# RECORD EXCERPTS start
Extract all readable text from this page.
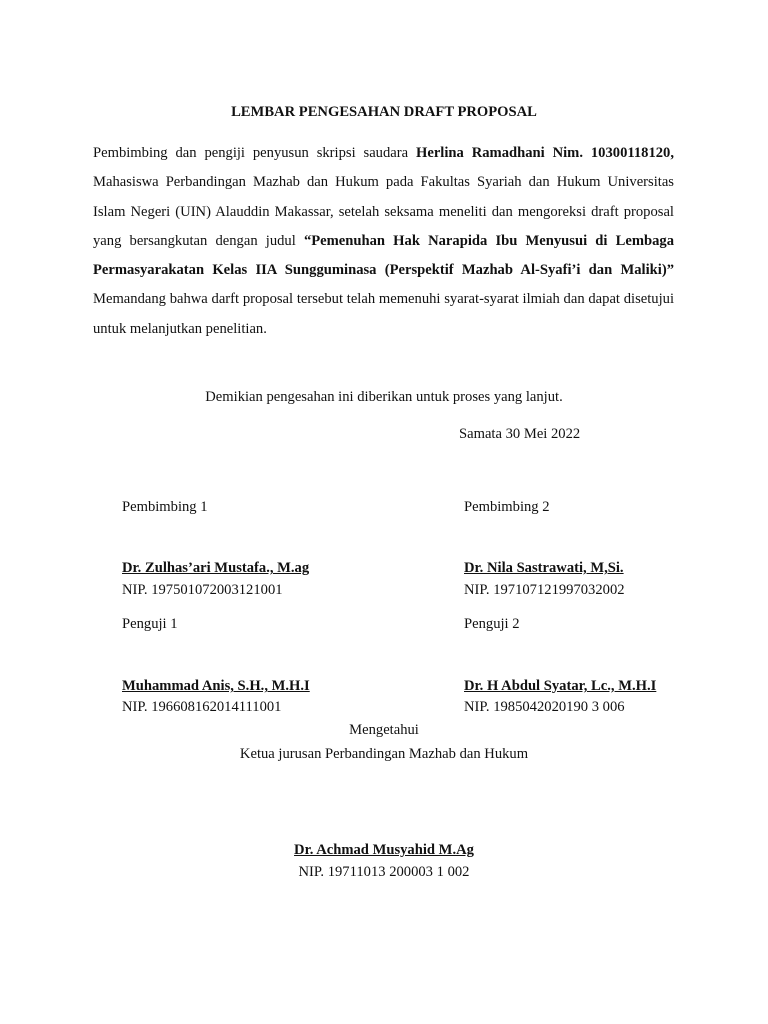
LEMBAR PENGESAHAN DRAFT PROPOSAL
Pembimbing dan pengiji penyusun skripsi saudara Herlina Ramadhani Nim. 10300118120, Mahasiswa Perbandingan Mazhab dan Hukum pada Fakultas Syariah dan Hukum Universitas Islam Negeri (UIN) Alauddin Makassar, setelah seksama meneliti dan mengoreksi draft proposal yang bersangkutan dengan judul “Pemenuhan Hak Narapida Ibu Menyusui di Lembaga Permasyarakatan Kelas IIA Sungguminasa (Perspektif Mazhab Al-Syafi’i dan Maliki)” Memandang bahwa darft proposal tersebut telah memenuhi syarat-syarat ilmiah dan dapat disetujui untuk melanjutkan penelitian.
Demikian pengesahan ini diberikan untuk proses yang lanjut.
Samata 30 Mei 2022
Pembimbing 1	Pembimbing 2
Dr. Zulhas’ari Mustafa., M.ag	Dr. Nila Sastrawati, M,Si.
NIP. 197501072003121001	NIP. 197107121997032002
Penguji 1	Penguji 2
Muhammad Anis, S.H., M.H.I	Dr. H Abdul Syatar, Lc., M.H.I
NIP. 196608162014111001	NIP. 1985042020190 3 006
Mengetahui
Ketua jurusan Perbandingan Mazhab dan Hukum
Dr. Achmad Musyahid M.Ag
NIP. 19711013 200003 1 002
# RECORD EXCERPTS end
_REQUIREMENT_
Every line is to be duplicated exactly, though pictures stay out.

_FINISHED TASK_
Extract all readable text from this page.
LEMBAR PENGESAHAN DRAFT PROPOSAL
Pembimbing dan pengiji penyusun skripsi saudara Herlina Ramadhani Nim. 10300118120, Mahasiswa Perbandingan Mazhab dan Hukum pada Fakultas Syariah dan Hukum Universitas Islam Negeri (UIN) Alauddin Makassar, setelah seksama meneliti dan mengoreksi draft proposal yang bersangkutan dengan judul “Pemenuhan Hak Narapida Ibu Menyusui di Lembaga Permasyarakatan Kelas IIA Sungguminasa (Perspektif Mazhab Al-Syafi’i dan Maliki)” Memandang bahwa darft proposal tersebut telah memenuhi syarat-syarat ilmiah dan dapat disetujui untuk melanjutkan penelitian.
Demikian pengesahan ini diberikan untuk proses yang lanjut.
Samata 30 Mei 2022
Pembimbing 1	Pembimbing 2
Dr. Zulhas’ari Mustafa., M.ag	Dr. Nila Sastrawati, M,Si.
NIP. 197501072003121001	NIP. 197107121997032002
Penguji 1	Penguji 2
Muhammad Anis, S.H., M.H.I	Dr. H Abdul Syatar, Lc., M.H.I
NIP. 196608162014111001	NIP. 1985042020190 3 006
Mengetahui
Ketua jurusan Perbandingan Mazhab dan Hukum
Dr. Achmad Musyahid M.Ag
NIP. 19711013 200003 1 002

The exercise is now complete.